-------- Entries provided --------

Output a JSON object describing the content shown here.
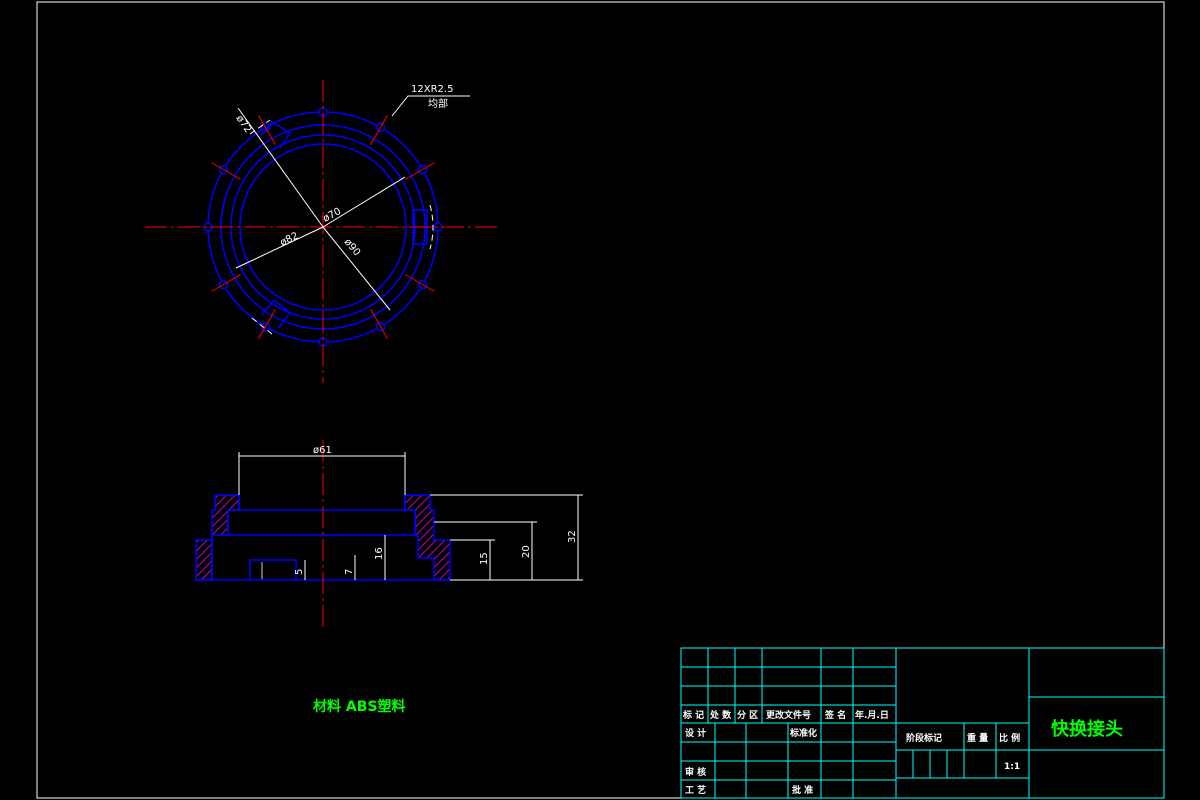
{
  "drawing": {
    "top_view": {
      "note_count_radius": "12XR2.5",
      "note_distribution": "均部",
      "dia_72": "ø72",
      "dia_70": "ø70",
      "dia_82": "ø82",
      "dia_90": "ø90"
    },
    "section_view": {
      "dia_61": "ø61",
      "h_5": "5",
      "h_7": "7",
      "h_16": "16",
      "h_15": "15",
      "h_20": "20",
      "h_32": "32"
    },
    "material_note": "材料 ABS塑料"
  },
  "title_block": {
    "hdr_mark": "标 记",
    "hdr_count": "处 数",
    "hdr_zone": "分 区",
    "hdr_doc": "更改文件号",
    "hdr_sign": "签 名",
    "hdr_date": "年.月.日",
    "design": "设 计",
    "standardize": "标准化",
    "review": "审 核",
    "process": "工 艺",
    "approve": "批 准",
    "stage_mark": "阶段标记",
    "weight": "重 量",
    "scale_label": "比 例",
    "scale_value": "1:1",
    "part_name": "快换接头"
  },
  "colors": {
    "frame": "#ffffff",
    "outline": "#0000ff",
    "center": "#ff0000",
    "dimension": "#ffffff",
    "hatch": "#ff00ff",
    "title_block": "#00ffff",
    "title_text": "#00ff00"
  }
}
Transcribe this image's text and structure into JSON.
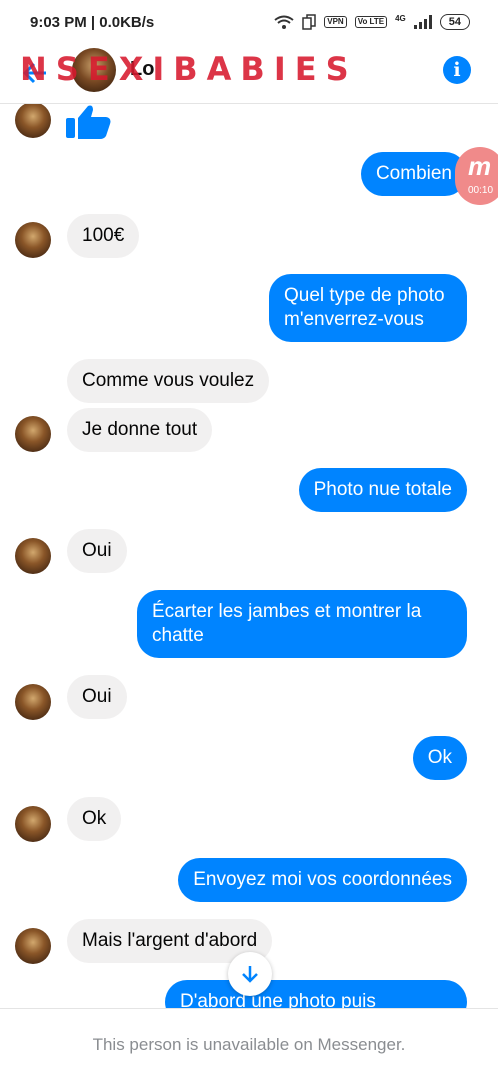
{
  "status_bar": {
    "time": "9:03 PM",
    "network_speed": "0.0KB/s",
    "vpn": "VPN",
    "volte": "Vo LTE",
    "network_type": "4G",
    "battery": "54"
  },
  "header": {
    "contact_name": "Lo",
    "watermark": "NSEXIBABIES",
    "back_icon": "arrow-left-icon",
    "info_icon": "info-icon"
  },
  "floating_badge": {
    "letter": "m",
    "time": "00:10"
  },
  "messages": [
    {
      "sender": "contact",
      "type": "sticker",
      "icon": "thumbs-up-icon"
    },
    {
      "sender": "me",
      "text": "Combien"
    },
    {
      "sender": "contact",
      "text": "100€"
    },
    {
      "sender": "me",
      "text": "Quel type de photo m'enverrez-vous"
    },
    {
      "sender": "contact",
      "text": "Comme vous voulez"
    },
    {
      "sender": "contact",
      "text": "Je donne tout"
    },
    {
      "sender": "me",
      "text": "Photo nue totale"
    },
    {
      "sender": "contact",
      "text": "Oui"
    },
    {
      "sender": "me",
      "text": "Écarter les jambes et montrer la chatte"
    },
    {
      "sender": "contact",
      "text": "Oui"
    },
    {
      "sender": "me",
      "text": "Ok"
    },
    {
      "sender": "contact",
      "text": "Ok"
    },
    {
      "sender": "me",
      "text": "Envoyez moi vos coordonnées"
    },
    {
      "sender": "contact",
      "text": "Mais l'argent d'abord"
    },
    {
      "sender": "me",
      "text": "D'abord une photo puis"
    }
  ],
  "scroll_button_icon": "arrow-down-icon",
  "footer": {
    "notice": "This person is unavailable on Messenger."
  },
  "colors": {
    "accent": "#0084ff",
    "incoming_bubble": "#f1f0f0",
    "watermark": "#d7192d"
  }
}
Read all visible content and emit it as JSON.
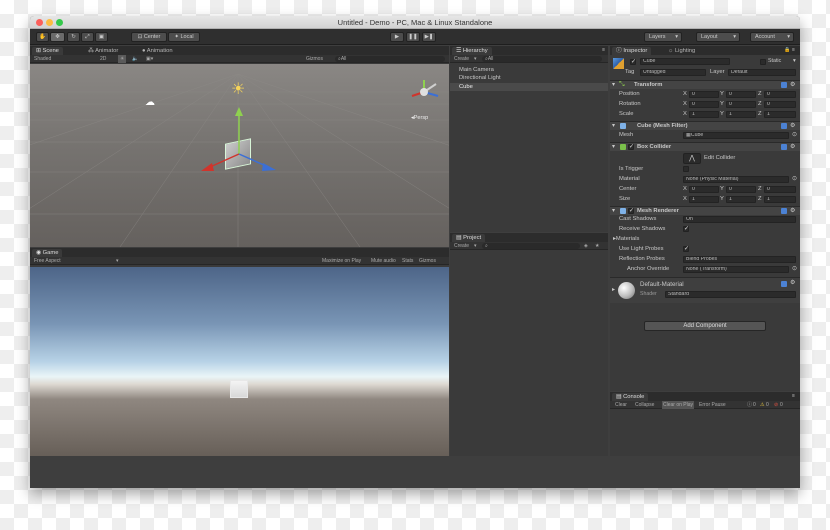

--------

**What is needed**
Write the records out once more, exactly as they appear, with no pictures.

**Response below**
Output a JSON object describing the content shown here.
{
  "drawing": {
    "top_view": {
      "note_count_radius": "12XR2.5",
      "note_distribution": "均部",
      "dia_72": "ø72",
      "dia_70": "ø70",
      "dia_82": "ø82",
      "dia_90": "ø90"
    },
    "section_view": {
      "dia_61": "ø61",
      "h_5": "5",
      "h_7": "7",
      "h_16": "16",
      "h_15": "15",
      "h_20": "20",
      "h_32": "32"
    },
    "material_note": "材料 ABS塑料"
  },
  "title_block": {
    "hdr_mark": "标 记",
    "hdr_count": "处 数",
    "hdr_zone": "分 区",
    "hdr_doc": "更改文件号",
    "hdr_sign": "签 名",
    "hdr_date": "年.月.日",
    "design": "设 计",
    "standardize": "标准化",
    "review": "审 核",
    "process": "工 艺",
    "approve": "批 准",
    "stage_mark": "阶段标记",
    "weight": "重 量",
    "scale_label": "比 例",
    "scale_value": "1:1",
    "part_name": "快换接头"
  },
  "colors": {
    "frame": "#ffffff",
    "outline": "#0000ff",
    "center": "#ff0000",
    "dimension": "#ffffff",
    "hatch": "#ff00ff",
    "title_block": "#00ffff",
    "title_text": "#00ff00"
  }
}
Transcribe this image's text and structure into JSON.
{
  "status_bar": {
    "time": "9:03 PM",
    "network_speed": "0.0KB/s",
    "vpn": "VPN",
    "volte": "Vo LTE",
    "network_type": "4G",
    "battery": "54"
  },
  "header": {
    "contact_name": "Lo",
    "watermark": "NSEXIBABIES",
    "back_icon": "arrow-left-icon",
    "info_icon": "info-icon"
  },
  "floating_badge": {
    "letter": "m",
    "time": "00:10"
  },
  "messages": [
    {
      "sender": "contact",
      "type": "sticker",
      "icon": "thumbs-up-icon"
    },
    {
      "sender": "me",
      "text": "Combien"
    },
    {
      "sender": "contact",
      "text": "100€"
    },
    {
      "sender": "me",
      "text": "Quel type de photo m'enverrez-vous"
    },
    {
      "sender": "contact",
      "text": "Comme vous voulez"
    },
    {
      "sender": "contact",
      "text": "Je donne tout"
    },
    {
      "sender": "me",
      "text": "Photo nue totale"
    },
    {
      "sender": "contact",
      "text": "Oui"
    },
    {
      "sender": "me",
      "text": "Écarter les jambes et montrer la chatte"
    },
    {
      "sender": "contact",
      "text": "Oui"
    },
    {
      "sender": "me",
      "text": "Ok"
    },
    {
      "sender": "contact",
      "text": "Ok"
    },
    {
      "sender": "me",
      "text": "Envoyez moi vos coordonnées"
    },
    {
      "sender": "contact",
      "text": "Mais l'argent d'abord"
    },
    {
      "sender": "me",
      "text": "D'abord une photo puis"
    }
  ],
  "scroll_button_icon": "arrow-down-icon",
  "footer": {
    "notice": "This person is unavailable on Messenger."
  },
  "colors": {
    "accent": "#0084ff",
    "incoming_bubble": "#f1f0f0",
    "watermark": "#d7192d"
  }
}
Read all visible content and emit it as JSON.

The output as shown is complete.